--- START OF Task inputs ---
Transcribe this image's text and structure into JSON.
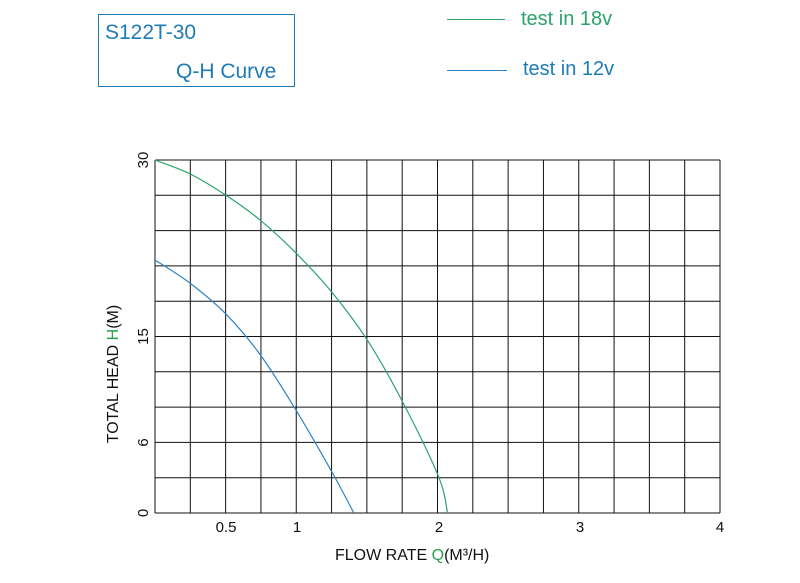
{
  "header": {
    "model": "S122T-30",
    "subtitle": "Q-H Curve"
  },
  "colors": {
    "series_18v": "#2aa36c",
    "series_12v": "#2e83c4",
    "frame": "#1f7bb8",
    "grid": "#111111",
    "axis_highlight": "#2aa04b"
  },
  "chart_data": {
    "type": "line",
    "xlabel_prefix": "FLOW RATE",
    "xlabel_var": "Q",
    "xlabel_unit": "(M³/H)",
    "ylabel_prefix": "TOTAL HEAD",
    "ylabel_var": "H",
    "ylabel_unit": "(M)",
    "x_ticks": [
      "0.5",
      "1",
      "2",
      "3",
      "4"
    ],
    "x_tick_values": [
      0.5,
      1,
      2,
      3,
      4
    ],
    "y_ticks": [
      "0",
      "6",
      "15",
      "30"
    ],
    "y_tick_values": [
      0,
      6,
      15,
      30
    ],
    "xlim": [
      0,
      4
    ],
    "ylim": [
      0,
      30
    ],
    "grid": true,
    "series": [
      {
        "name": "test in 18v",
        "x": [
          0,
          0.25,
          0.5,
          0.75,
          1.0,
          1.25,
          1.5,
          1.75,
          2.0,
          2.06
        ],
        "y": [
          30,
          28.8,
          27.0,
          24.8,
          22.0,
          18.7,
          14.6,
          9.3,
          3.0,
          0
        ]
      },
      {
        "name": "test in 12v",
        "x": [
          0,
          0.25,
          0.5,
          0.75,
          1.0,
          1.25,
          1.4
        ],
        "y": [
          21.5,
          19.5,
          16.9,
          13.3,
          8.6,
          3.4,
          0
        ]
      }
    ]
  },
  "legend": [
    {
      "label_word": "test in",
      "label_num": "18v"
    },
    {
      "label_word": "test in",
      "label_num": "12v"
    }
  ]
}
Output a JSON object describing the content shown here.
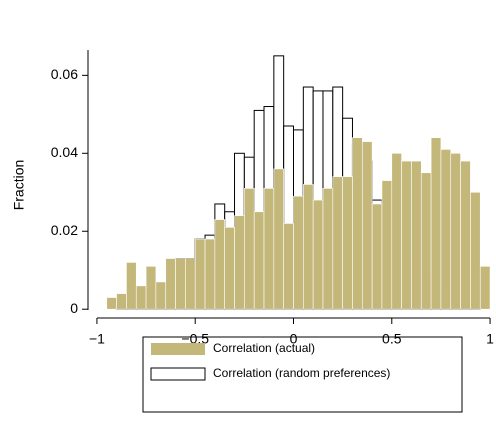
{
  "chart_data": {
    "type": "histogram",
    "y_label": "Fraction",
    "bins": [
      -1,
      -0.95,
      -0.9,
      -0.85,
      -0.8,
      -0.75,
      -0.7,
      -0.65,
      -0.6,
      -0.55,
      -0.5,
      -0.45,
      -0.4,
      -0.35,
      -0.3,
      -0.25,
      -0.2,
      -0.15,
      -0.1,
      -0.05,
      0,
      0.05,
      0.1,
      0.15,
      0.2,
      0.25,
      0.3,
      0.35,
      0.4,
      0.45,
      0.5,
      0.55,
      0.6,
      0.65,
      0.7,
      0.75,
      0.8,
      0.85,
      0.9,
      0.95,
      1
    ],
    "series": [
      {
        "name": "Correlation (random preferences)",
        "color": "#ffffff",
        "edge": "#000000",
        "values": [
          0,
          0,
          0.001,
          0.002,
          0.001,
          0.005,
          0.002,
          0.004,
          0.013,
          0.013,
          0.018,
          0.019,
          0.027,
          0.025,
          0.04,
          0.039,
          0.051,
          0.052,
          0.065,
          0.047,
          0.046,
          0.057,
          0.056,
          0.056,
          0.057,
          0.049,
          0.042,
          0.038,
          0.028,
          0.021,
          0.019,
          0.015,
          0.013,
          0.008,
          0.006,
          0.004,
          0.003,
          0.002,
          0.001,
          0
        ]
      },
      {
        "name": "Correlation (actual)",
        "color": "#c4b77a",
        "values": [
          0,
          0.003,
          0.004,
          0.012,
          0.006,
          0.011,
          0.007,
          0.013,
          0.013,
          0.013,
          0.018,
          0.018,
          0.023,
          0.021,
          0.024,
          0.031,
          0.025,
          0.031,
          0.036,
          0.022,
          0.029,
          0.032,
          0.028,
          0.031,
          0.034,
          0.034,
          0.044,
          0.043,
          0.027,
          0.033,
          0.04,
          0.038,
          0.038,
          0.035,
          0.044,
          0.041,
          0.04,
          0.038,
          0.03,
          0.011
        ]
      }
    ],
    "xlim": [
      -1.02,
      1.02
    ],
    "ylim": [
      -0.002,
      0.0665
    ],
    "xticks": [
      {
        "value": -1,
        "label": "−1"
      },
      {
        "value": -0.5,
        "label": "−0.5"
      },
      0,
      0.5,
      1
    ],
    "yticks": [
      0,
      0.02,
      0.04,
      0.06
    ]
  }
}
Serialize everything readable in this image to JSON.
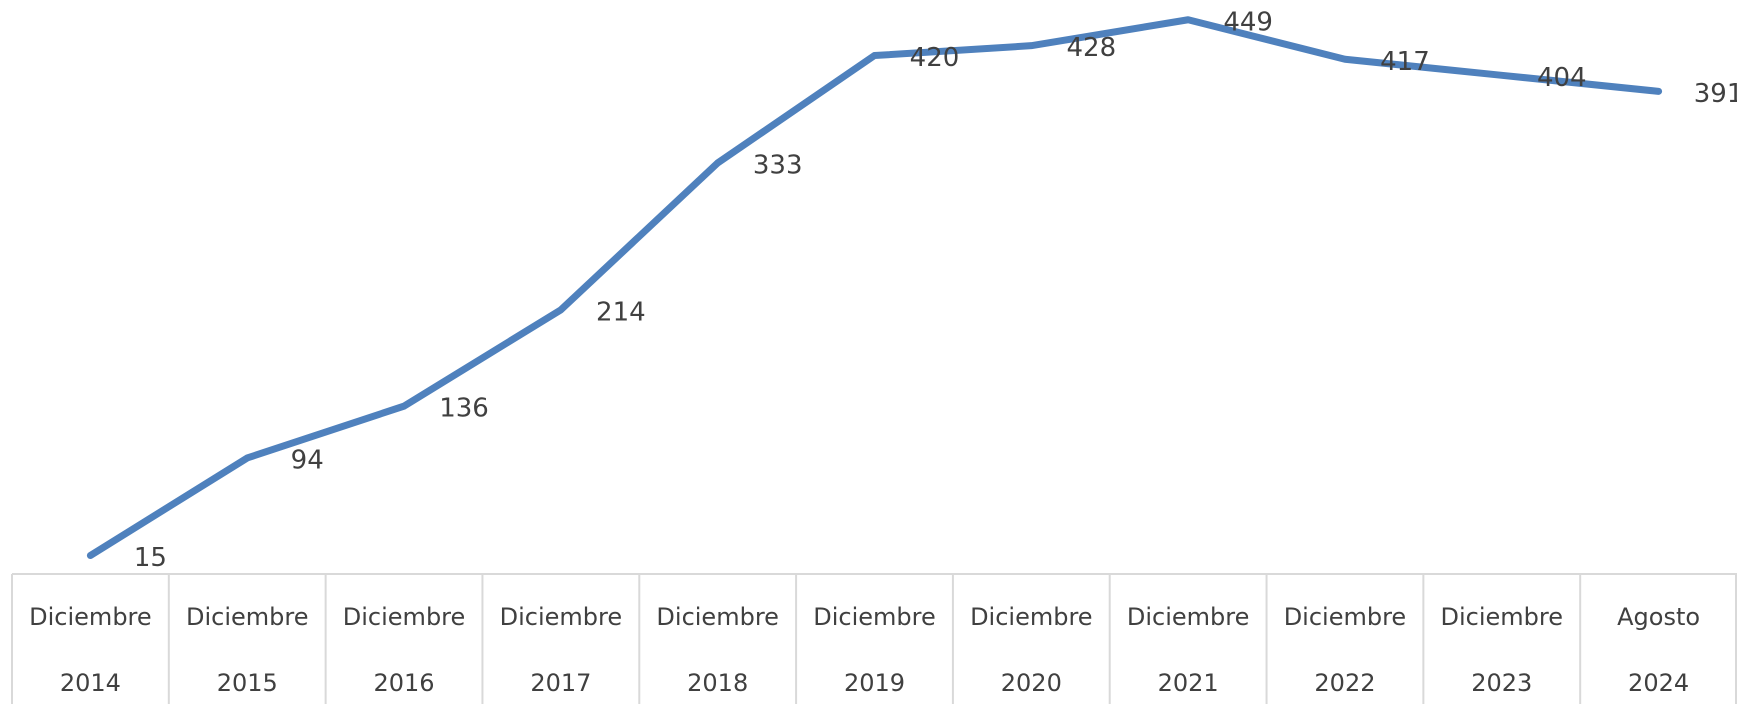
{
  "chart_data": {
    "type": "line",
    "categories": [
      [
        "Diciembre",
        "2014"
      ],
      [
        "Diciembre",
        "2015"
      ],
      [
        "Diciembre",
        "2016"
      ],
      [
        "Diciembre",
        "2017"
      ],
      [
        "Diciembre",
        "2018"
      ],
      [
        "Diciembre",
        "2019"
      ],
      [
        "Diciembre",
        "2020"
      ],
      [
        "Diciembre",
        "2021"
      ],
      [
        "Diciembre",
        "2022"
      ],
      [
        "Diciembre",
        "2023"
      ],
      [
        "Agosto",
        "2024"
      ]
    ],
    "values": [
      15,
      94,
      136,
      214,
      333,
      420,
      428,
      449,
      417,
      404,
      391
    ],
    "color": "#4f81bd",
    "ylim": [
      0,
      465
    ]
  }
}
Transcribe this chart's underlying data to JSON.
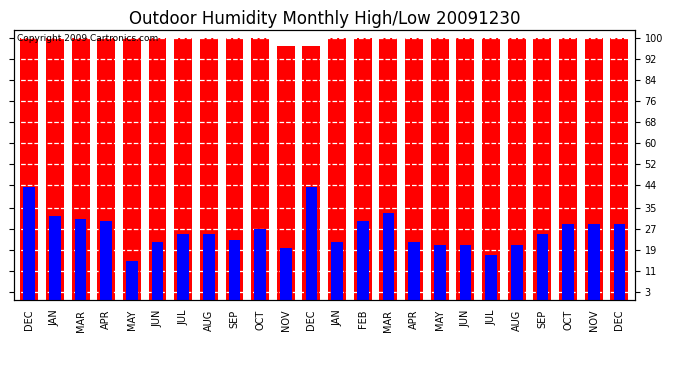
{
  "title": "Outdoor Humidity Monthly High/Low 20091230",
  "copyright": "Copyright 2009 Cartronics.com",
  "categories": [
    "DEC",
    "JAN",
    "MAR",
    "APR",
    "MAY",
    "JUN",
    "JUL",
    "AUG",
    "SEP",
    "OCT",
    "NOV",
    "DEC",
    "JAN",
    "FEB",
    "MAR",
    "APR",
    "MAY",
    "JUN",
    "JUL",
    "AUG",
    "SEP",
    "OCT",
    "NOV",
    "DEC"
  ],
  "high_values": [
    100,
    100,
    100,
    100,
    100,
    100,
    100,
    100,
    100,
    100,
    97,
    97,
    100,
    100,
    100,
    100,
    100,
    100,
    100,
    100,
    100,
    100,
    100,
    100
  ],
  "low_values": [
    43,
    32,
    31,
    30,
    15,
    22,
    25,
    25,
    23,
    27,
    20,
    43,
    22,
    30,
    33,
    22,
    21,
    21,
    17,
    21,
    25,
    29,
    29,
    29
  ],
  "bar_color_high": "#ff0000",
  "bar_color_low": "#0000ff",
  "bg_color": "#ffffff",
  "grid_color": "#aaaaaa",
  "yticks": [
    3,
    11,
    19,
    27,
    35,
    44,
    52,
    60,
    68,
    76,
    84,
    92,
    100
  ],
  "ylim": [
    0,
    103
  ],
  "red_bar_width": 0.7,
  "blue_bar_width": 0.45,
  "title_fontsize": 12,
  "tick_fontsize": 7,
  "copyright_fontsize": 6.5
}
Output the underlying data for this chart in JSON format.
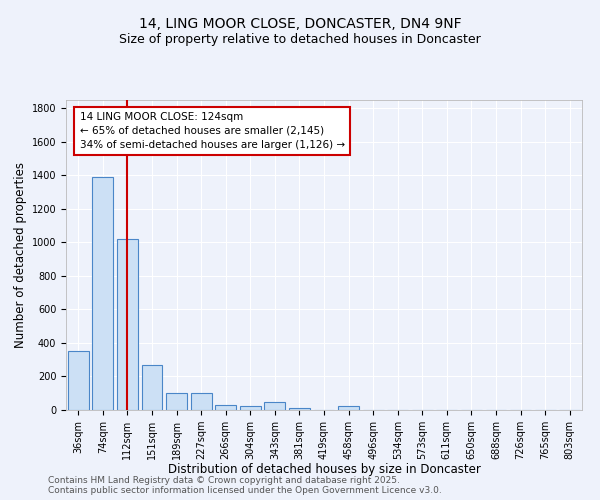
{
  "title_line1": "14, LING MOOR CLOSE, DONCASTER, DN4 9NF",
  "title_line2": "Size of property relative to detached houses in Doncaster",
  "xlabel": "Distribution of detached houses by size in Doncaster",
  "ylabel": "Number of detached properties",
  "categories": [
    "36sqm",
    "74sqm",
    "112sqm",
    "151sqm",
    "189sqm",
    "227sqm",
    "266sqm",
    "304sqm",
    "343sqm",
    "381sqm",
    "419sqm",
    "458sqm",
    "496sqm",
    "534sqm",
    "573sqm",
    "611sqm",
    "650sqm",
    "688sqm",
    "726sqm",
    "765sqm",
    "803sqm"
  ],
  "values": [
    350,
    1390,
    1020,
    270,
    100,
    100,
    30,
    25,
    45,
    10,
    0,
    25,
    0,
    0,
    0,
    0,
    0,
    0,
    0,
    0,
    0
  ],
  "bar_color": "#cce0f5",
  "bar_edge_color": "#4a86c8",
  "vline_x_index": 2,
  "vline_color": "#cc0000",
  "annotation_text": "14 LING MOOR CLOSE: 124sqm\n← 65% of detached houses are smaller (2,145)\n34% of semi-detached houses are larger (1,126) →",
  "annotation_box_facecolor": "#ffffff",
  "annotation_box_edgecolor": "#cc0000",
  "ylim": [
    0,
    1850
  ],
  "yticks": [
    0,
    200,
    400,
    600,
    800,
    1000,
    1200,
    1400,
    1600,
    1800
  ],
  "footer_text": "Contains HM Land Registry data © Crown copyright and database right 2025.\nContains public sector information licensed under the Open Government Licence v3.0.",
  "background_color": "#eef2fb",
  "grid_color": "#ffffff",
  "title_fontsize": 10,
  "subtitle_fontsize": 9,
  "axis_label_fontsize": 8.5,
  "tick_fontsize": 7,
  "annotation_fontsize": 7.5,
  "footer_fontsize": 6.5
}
--- END OF Task inputs ---
*Set problem*
Within the entries above, report how many lines include "name", and keep the answer to the number.

*The answer*
4